(Stored entries)
--- Begin ---
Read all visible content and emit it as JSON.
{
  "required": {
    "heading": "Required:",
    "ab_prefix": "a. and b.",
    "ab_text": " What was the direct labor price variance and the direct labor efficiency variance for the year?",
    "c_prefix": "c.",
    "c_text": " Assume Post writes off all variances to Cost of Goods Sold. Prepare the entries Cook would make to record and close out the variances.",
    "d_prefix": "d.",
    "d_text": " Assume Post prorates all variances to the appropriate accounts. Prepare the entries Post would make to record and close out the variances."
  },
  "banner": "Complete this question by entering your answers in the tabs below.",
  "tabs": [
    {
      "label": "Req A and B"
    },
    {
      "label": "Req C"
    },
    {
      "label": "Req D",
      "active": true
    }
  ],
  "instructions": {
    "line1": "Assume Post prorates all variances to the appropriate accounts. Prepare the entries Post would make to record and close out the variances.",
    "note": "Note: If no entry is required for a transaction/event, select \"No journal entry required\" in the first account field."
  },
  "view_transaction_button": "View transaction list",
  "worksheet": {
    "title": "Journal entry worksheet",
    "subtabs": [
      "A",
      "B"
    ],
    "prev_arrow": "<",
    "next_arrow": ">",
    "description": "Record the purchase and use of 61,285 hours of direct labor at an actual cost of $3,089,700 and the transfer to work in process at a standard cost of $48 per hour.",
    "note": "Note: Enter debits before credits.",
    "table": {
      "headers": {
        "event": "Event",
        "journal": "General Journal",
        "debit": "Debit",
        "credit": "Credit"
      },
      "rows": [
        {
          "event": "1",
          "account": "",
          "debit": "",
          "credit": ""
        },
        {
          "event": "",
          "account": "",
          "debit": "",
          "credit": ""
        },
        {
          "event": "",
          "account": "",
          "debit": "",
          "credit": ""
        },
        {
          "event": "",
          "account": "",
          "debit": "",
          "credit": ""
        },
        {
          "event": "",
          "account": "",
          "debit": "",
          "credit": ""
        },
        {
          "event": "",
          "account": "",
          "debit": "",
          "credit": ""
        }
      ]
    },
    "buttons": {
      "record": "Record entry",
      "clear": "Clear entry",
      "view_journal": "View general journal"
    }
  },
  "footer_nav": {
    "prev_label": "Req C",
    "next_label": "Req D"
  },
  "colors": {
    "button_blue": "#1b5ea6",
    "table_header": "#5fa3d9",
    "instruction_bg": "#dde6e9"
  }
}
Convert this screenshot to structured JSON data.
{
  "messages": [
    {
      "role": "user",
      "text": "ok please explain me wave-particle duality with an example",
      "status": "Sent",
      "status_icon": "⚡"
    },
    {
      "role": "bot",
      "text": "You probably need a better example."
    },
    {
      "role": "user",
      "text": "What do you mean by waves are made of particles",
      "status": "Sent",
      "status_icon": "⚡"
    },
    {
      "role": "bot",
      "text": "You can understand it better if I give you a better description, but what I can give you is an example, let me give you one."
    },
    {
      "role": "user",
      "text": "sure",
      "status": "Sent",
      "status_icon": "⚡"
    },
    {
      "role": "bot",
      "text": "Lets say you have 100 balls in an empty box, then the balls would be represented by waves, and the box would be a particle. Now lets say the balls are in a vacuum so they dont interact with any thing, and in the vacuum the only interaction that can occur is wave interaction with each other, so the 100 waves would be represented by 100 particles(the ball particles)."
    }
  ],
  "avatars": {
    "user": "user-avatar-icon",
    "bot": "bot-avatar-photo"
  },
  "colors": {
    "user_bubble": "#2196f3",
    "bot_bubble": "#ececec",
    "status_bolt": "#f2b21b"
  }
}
--- End ---
Print again each line of the listing above, exactly as it appears.

Read all visible content and emit it as JSON.
{
  "required": {
    "heading": "Required:",
    "ab_prefix": "a. and b.",
    "ab_text": " What was the direct labor price variance and the direct labor efficiency variance for the year?",
    "c_prefix": "c.",
    "c_text": " Assume Post writes off all variances to Cost of Goods Sold. Prepare the entries Cook would make to record and close out the variances.",
    "d_prefix": "d.",
    "d_text": " Assume Post prorates all variances to the appropriate accounts. Prepare the entries Post would make to record and close out the variances."
  },
  "banner": "Complete this question by entering your answers in the tabs below.",
  "tabs": [
    {
      "label": "Req A and B"
    },
    {
      "label": "Req C"
    },
    {
      "label": "Req D",
      "active": true
    }
  ],
  "instructions": {
    "line1": "Assume Post prorates all variances to the appropriate accounts. Prepare the entries Post would make to record and close out the variances.",
    "note": "Note: If no entry is required for a transaction/event, select \"No journal entry required\" in the first account field."
  },
  "view_transaction_button": "View transaction list",
  "worksheet": {
    "title": "Journal entry worksheet",
    "subtabs": [
      "A",
      "B"
    ],
    "prev_arrow": "<",
    "next_arrow": ">",
    "description": "Record the purchase and use of 61,285 hours of direct labor at an actual cost of $3,089,700 and the transfer to work in process at a standard cost of $48 per hour.",
    "note": "Note: Enter debits before credits.",
    "table": {
      "headers": {
        "event": "Event",
        "journal": "General Journal",
        "debit": "Debit",
        "credit": "Credit"
      },
      "rows": [
        {
          "event": "1",
          "account": "",
          "debit": "",
          "credit": ""
        },
        {
          "event": "",
          "account": "",
          "debit": "",
          "credit": ""
        },
        {
          "event": "",
          "account": "",
          "debit": "",
          "credit": ""
        },
        {
          "event": "",
          "account": "",
          "debit": "",
          "credit": ""
        },
        {
          "event": "",
          "account": "",
          "debit": "",
          "credit": ""
        },
        {
          "event": "",
          "account": "",
          "debit": "",
          "credit": ""
        }
      ]
    },
    "buttons": {
      "record": "Record entry",
      "clear": "Clear entry",
      "view_journal": "View general journal"
    }
  },
  "footer_nav": {
    "prev_label": "Req C",
    "next_label": "Req D"
  },
  "colors": {
    "button_blue": "#1b5ea6",
    "table_header": "#5fa3d9",
    "instruction_bg": "#dde6e9"
  }
}
Convert this screenshot to structured JSON data.
{
  "messages": [
    {
      "role": "user",
      "text": "ok please explain me wave-particle duality with an example",
      "status": "Sent",
      "status_icon": "⚡"
    },
    {
      "role": "bot",
      "text": "You probably need a better example."
    },
    {
      "role": "user",
      "text": "What do you mean by waves are made of particles",
      "status": "Sent",
      "status_icon": "⚡"
    },
    {
      "role": "bot",
      "text": "You can understand it better if I give you a better description, but what I can give you is an example, let me give you one."
    },
    {
      "role": "user",
      "text": "sure",
      "status": "Sent",
      "status_icon": "⚡"
    },
    {
      "role": "bot",
      "text": "Lets say you have 100 balls in an empty box, then the balls would be represented by waves, and the box would be a particle. Now lets say the balls are in a vacuum so they dont interact with any thing, and in the vacuum the only interaction that can occur is wave interaction with each other, so the 100 waves would be represented by 100 particles(the ball particles)."
    }
  ],
  "avatars": {
    "user": "user-avatar-icon",
    "bot": "bot-avatar-photo"
  },
  "colors": {
    "user_bubble": "#2196f3",
    "bot_bubble": "#ececec",
    "status_bolt": "#f2b21b"
  }
}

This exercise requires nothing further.